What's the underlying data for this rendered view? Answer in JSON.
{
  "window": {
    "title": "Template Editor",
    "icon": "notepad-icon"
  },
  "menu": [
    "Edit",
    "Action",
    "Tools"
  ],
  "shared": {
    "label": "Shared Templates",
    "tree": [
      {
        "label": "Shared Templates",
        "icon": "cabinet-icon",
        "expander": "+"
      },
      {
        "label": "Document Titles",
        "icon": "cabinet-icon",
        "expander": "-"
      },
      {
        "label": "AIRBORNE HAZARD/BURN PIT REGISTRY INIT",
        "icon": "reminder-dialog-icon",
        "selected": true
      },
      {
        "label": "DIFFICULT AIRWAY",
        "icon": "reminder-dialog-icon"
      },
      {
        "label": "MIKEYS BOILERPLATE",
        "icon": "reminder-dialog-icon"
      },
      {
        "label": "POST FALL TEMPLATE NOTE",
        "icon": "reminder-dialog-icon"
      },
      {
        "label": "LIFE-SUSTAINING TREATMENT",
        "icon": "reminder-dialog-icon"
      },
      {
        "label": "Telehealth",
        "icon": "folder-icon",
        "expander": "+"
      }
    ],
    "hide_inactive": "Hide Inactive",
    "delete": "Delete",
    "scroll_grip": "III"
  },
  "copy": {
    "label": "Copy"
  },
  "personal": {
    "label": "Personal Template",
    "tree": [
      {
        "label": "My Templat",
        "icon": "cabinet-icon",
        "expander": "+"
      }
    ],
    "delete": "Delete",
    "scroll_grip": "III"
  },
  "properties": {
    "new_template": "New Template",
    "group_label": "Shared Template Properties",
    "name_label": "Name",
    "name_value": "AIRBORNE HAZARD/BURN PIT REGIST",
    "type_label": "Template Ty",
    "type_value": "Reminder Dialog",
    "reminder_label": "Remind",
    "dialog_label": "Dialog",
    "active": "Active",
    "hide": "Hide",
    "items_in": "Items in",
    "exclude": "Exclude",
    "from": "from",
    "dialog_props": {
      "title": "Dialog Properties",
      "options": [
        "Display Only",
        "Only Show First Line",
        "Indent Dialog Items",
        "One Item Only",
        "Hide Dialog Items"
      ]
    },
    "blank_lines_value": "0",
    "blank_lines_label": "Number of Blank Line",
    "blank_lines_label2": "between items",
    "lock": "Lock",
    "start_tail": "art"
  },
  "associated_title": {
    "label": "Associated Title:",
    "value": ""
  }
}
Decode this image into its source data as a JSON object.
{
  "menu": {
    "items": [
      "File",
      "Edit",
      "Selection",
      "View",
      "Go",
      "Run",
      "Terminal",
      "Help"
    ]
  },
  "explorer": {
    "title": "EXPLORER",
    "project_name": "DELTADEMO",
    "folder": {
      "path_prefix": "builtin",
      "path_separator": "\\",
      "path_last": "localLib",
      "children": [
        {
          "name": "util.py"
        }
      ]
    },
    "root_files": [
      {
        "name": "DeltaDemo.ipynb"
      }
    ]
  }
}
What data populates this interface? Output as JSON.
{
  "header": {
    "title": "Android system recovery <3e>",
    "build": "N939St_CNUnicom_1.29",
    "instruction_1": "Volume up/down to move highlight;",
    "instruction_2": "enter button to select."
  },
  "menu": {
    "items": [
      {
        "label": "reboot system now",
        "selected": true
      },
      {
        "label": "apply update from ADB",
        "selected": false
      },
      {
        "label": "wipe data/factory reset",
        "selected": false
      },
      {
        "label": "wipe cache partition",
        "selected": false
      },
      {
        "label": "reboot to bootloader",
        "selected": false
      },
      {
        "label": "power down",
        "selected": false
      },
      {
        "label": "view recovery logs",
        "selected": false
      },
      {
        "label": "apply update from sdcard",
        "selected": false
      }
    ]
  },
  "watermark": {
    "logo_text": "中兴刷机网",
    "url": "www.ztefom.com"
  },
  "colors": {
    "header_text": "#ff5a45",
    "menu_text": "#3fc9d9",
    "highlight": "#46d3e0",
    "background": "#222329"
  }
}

....................

Print again each line of the listing above, exactly as it appears.

■ **Response**
What's the underlying data for this rendered view? Answer in JSON.
{
  "window": {
    "title": "Template Editor",
    "icon": "notepad-icon"
  },
  "menu": [
    "Edit",
    "Action",
    "Tools"
  ],
  "shared": {
    "label": "Shared Templates",
    "tree": [
      {
        "label": "Shared Templates",
        "icon": "cabinet-icon",
        "expander": "+"
      },
      {
        "label": "Document Titles",
        "icon": "cabinet-icon",
        "expander": "-"
      },
      {
        "label": "AIRBORNE HAZARD/BURN PIT REGISTRY INIT",
        "icon": "reminder-dialog-icon",
        "selected": true
      },
      {
        "label": "DIFFICULT AIRWAY",
        "icon": "reminder-dialog-icon"
      },
      {
        "label": "MIKEYS BOILERPLATE",
        "icon": "reminder-dialog-icon"
      },
      {
        "label": "POST FALL TEMPLATE NOTE",
        "icon": "reminder-dialog-icon"
      },
      {
        "label": "LIFE-SUSTAINING TREATMENT",
        "icon": "reminder-dialog-icon"
      },
      {
        "label": "Telehealth",
        "icon": "folder-icon",
        "expander": "+"
      }
    ],
    "hide_inactive": "Hide Inactive",
    "delete": "Delete",
    "scroll_grip": "III"
  },
  "copy": {
    "label": "Copy"
  },
  "personal": {
    "label": "Personal Template",
    "tree": [
      {
        "label": "My Templat",
        "icon": "cabinet-icon",
        "expander": "+"
      }
    ],
    "delete": "Delete",
    "scroll_grip": "III"
  },
  "properties": {
    "new_template": "New Template",
    "group_label": "Shared Template Properties",
    "name_label": "Name",
    "name_value": "AIRBORNE HAZARD/BURN PIT REGIST",
    "type_label": "Template Ty",
    "type_value": "Reminder Dialog",
    "reminder_label": "Remind",
    "dialog_label": "Dialog",
    "active": "Active",
    "hide": "Hide",
    "items_in": "Items in",
    "exclude": "Exclude",
    "from": "from",
    "dialog_props": {
      "title": "Dialog Properties",
      "options": [
        "Display Only",
        "Only Show First Line",
        "Indent Dialog Items",
        "One Item Only",
        "Hide Dialog Items"
      ]
    },
    "blank_lines_value": "0",
    "blank_lines_label": "Number of Blank Line",
    "blank_lines_label2": "between items",
    "lock": "Lock",
    "start_tail": "art"
  },
  "associated_title": {
    "label": "Associated Title:",
    "value": ""
  }
}
Decode this image into its source data as a JSON object.
{
  "menu": {
    "items": [
      "File",
      "Edit",
      "Selection",
      "View",
      "Go",
      "Run",
      "Terminal",
      "Help"
    ]
  },
  "explorer": {
    "title": "EXPLORER",
    "project_name": "DELTADEMO",
    "folder": {
      "path_prefix": "builtin",
      "path_separator": "\\",
      "path_last": "localLib",
      "children": [
        {
          "name": "util.py"
        }
      ]
    },
    "root_files": [
      {
        "name": "DeltaDemo.ipynb"
      }
    ]
  }
}
What data populates this interface? Output as JSON.
{
  "header": {
    "title": "Android system recovery <3e>",
    "build": "N939St_CNUnicom_1.29",
    "instruction_1": "Volume up/down to move highlight;",
    "instruction_2": "enter button to select."
  },
  "menu": {
    "items": [
      {
        "label": "reboot system now",
        "selected": true
      },
      {
        "label": "apply update from ADB",
        "selected": false
      },
      {
        "label": "wipe data/factory reset",
        "selected": false
      },
      {
        "label": "wipe cache partition",
        "selected": false
      },
      {
        "label": "reboot to bootloader",
        "selected": false
      },
      {
        "label": "power down",
        "selected": false
      },
      {
        "label": "view recovery logs",
        "selected": false
      },
      {
        "label": "apply update from sdcard",
        "selected": false
      }
    ]
  },
  "watermark": {
    "logo_text": "中兴刷机网",
    "url": "www.ztefom.com"
  },
  "colors": {
    "header_text": "#ff5a45",
    "menu_text": "#3fc9d9",
    "highlight": "#46d3e0",
    "background": "#222329"
  }
}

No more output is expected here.